Short problem
Determine how many lines of the records include "词语定义", and answer with the number alone.

Exercise inputs
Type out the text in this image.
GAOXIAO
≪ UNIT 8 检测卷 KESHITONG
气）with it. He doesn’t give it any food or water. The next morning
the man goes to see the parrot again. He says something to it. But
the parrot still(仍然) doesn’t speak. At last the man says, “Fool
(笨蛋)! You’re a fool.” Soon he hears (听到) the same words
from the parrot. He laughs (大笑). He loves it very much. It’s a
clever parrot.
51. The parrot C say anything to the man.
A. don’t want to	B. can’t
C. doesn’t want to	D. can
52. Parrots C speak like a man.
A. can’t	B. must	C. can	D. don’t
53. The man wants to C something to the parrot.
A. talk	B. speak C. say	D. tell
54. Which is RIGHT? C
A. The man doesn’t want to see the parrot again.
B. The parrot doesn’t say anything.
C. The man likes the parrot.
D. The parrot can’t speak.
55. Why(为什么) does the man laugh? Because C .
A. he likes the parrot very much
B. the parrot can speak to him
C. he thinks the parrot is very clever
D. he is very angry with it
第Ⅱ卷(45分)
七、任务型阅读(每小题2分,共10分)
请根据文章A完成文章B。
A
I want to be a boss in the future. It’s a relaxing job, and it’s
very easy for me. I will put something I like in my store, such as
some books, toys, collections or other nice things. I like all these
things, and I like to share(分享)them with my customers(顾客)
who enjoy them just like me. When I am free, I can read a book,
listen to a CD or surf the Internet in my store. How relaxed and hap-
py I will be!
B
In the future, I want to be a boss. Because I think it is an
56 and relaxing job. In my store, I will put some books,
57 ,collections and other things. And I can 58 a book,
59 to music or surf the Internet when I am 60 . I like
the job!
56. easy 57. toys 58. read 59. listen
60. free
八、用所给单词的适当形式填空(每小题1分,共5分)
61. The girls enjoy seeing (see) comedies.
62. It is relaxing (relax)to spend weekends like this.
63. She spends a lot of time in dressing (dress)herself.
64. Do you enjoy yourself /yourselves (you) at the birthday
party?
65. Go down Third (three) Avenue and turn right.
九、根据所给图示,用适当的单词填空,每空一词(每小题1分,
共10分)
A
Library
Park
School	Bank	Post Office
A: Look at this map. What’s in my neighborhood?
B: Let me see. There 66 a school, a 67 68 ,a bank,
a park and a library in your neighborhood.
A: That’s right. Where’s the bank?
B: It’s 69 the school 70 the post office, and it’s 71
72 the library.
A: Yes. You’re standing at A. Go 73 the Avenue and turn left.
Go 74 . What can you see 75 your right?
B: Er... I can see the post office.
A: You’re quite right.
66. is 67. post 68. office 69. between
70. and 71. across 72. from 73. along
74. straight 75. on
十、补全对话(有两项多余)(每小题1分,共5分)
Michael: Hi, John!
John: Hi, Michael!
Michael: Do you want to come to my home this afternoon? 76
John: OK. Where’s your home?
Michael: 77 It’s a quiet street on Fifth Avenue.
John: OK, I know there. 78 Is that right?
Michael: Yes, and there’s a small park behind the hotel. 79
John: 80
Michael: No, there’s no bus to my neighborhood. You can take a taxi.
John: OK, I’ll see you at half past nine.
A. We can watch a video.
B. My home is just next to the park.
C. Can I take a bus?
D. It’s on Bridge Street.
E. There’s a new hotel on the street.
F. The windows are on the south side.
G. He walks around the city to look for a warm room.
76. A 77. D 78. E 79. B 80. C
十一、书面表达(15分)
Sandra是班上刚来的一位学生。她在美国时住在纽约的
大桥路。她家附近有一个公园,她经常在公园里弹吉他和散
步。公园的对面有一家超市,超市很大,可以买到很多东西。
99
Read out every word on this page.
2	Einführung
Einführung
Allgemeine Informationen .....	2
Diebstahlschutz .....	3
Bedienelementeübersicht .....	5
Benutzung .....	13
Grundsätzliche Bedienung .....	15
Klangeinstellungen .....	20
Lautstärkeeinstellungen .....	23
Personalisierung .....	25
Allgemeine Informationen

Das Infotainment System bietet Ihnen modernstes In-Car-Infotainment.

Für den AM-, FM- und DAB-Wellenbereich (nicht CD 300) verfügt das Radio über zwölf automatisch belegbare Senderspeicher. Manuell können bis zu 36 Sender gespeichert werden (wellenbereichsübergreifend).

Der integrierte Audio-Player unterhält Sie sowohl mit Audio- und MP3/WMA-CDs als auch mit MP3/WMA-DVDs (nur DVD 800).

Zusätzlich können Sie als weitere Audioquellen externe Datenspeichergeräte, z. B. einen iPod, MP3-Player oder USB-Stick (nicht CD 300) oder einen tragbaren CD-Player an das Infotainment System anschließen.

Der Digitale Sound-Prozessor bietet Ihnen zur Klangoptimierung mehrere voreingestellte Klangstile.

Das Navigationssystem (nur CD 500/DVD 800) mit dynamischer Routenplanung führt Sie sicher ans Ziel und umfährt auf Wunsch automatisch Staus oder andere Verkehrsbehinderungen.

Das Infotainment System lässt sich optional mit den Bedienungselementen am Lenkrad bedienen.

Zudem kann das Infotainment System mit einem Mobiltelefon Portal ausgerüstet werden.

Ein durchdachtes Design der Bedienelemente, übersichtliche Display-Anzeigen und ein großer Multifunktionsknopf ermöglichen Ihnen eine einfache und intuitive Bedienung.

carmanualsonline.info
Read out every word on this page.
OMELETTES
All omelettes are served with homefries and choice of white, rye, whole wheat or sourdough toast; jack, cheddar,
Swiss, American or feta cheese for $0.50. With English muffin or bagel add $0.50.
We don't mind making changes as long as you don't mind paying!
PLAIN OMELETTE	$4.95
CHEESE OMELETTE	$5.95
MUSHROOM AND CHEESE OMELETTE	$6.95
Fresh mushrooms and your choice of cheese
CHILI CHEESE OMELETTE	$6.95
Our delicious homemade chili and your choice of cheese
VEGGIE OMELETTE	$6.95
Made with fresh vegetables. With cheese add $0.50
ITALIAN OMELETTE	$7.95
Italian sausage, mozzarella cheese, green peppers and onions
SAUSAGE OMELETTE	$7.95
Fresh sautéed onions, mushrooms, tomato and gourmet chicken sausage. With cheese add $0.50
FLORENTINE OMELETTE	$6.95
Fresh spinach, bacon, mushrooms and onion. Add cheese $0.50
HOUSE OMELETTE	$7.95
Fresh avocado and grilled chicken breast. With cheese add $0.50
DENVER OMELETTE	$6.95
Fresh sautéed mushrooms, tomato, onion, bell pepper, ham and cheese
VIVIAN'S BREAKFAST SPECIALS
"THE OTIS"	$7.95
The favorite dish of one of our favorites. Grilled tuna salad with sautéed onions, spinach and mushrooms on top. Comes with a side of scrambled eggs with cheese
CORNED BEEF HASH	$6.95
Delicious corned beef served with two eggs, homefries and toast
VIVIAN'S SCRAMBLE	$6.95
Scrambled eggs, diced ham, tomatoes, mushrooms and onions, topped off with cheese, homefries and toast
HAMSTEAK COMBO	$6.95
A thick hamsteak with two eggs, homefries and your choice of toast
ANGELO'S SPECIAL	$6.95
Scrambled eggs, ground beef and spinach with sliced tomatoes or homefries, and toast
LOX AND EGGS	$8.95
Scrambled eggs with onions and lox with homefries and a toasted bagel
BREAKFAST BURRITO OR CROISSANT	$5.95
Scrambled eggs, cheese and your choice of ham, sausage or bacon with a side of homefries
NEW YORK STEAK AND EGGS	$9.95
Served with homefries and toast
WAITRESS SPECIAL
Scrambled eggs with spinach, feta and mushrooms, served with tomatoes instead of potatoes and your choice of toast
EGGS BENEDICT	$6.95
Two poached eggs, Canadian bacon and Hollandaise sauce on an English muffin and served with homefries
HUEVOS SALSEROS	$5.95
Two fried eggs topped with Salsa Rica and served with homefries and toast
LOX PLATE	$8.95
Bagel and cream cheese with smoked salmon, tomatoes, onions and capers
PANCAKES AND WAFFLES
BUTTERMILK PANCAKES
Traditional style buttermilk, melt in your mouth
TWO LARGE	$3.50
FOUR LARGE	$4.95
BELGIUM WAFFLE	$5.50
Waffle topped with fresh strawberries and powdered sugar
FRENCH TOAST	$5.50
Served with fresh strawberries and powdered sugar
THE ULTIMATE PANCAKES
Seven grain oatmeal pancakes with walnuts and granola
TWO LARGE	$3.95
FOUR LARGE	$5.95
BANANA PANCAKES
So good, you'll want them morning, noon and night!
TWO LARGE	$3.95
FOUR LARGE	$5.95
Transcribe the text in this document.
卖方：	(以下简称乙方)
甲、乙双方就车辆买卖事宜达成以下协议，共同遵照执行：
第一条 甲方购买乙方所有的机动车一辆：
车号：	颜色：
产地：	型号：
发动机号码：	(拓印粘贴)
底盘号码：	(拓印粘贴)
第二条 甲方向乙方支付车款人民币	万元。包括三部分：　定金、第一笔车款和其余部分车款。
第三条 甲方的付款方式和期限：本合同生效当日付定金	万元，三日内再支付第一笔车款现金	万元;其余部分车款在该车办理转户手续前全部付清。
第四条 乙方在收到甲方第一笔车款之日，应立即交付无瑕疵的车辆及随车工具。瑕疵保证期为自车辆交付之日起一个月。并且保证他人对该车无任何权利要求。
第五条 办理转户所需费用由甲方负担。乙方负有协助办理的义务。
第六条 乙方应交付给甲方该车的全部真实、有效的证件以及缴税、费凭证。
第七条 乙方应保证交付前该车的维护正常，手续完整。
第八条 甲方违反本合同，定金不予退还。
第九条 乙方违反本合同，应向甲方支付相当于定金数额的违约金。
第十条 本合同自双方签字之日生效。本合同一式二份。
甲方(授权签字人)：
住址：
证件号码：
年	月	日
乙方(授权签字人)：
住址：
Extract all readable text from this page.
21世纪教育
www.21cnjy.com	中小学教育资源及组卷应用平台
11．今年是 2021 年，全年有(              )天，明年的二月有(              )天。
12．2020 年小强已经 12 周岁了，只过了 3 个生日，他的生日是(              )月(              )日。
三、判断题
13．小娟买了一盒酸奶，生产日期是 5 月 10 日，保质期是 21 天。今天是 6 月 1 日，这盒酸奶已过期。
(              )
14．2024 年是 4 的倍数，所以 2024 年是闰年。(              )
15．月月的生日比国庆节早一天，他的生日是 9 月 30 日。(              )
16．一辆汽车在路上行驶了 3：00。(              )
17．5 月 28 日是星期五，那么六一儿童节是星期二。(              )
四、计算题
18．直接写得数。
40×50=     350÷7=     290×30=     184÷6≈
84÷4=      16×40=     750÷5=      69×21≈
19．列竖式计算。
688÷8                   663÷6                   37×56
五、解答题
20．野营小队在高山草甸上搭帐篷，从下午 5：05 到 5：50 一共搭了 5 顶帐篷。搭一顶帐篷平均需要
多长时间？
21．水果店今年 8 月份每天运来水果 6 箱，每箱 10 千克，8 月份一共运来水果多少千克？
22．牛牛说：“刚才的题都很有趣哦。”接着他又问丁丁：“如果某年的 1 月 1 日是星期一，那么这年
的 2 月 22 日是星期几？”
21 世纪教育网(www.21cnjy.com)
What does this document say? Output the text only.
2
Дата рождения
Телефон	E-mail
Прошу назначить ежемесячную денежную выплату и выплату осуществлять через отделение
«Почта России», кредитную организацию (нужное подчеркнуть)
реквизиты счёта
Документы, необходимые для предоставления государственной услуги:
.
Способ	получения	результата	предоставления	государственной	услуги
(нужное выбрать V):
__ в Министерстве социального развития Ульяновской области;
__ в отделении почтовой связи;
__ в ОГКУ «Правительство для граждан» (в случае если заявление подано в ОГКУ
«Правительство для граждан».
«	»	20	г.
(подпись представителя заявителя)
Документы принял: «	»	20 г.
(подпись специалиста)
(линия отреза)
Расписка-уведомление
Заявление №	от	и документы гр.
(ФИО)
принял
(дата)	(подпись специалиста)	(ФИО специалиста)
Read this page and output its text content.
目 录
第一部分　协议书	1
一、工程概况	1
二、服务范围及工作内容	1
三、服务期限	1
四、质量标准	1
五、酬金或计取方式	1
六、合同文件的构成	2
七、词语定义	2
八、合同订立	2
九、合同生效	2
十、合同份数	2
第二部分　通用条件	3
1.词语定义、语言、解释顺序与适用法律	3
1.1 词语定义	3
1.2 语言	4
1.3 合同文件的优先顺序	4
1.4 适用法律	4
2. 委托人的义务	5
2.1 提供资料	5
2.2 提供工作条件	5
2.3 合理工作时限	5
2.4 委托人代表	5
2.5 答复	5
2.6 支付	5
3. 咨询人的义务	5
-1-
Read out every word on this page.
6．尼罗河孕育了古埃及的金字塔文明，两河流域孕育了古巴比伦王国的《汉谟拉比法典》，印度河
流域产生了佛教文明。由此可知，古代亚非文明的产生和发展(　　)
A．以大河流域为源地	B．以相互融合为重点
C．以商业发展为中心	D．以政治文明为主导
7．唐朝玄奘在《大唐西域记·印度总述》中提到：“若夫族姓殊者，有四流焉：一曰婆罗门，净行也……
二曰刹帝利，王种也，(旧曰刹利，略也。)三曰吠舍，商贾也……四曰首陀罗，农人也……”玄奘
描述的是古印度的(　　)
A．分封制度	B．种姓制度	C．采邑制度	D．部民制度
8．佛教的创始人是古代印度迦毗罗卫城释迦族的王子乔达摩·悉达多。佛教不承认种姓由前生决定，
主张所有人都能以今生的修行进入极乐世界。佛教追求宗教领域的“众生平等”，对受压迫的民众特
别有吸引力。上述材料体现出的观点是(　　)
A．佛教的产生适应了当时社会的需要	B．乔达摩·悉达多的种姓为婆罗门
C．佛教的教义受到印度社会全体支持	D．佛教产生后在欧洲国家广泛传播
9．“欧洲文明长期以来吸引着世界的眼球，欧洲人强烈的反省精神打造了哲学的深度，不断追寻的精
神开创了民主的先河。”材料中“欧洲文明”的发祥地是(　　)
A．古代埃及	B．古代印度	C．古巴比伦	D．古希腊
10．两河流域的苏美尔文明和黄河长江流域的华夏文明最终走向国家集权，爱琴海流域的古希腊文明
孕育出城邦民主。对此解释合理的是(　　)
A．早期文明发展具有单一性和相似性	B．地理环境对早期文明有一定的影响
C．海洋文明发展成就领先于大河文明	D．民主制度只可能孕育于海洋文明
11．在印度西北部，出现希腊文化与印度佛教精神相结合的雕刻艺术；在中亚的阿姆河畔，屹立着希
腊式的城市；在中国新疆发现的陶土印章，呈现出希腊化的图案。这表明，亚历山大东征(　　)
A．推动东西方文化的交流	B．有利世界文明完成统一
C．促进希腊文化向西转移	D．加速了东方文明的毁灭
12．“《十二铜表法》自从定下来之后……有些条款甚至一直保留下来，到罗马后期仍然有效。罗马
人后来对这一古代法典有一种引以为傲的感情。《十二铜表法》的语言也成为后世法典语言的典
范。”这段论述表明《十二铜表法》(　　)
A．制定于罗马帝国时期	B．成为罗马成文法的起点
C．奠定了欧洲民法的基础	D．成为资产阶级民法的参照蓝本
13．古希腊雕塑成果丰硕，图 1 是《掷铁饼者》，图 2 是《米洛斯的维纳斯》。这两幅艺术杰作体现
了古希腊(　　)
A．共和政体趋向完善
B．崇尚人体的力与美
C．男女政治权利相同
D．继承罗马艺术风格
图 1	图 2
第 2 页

Full answer
3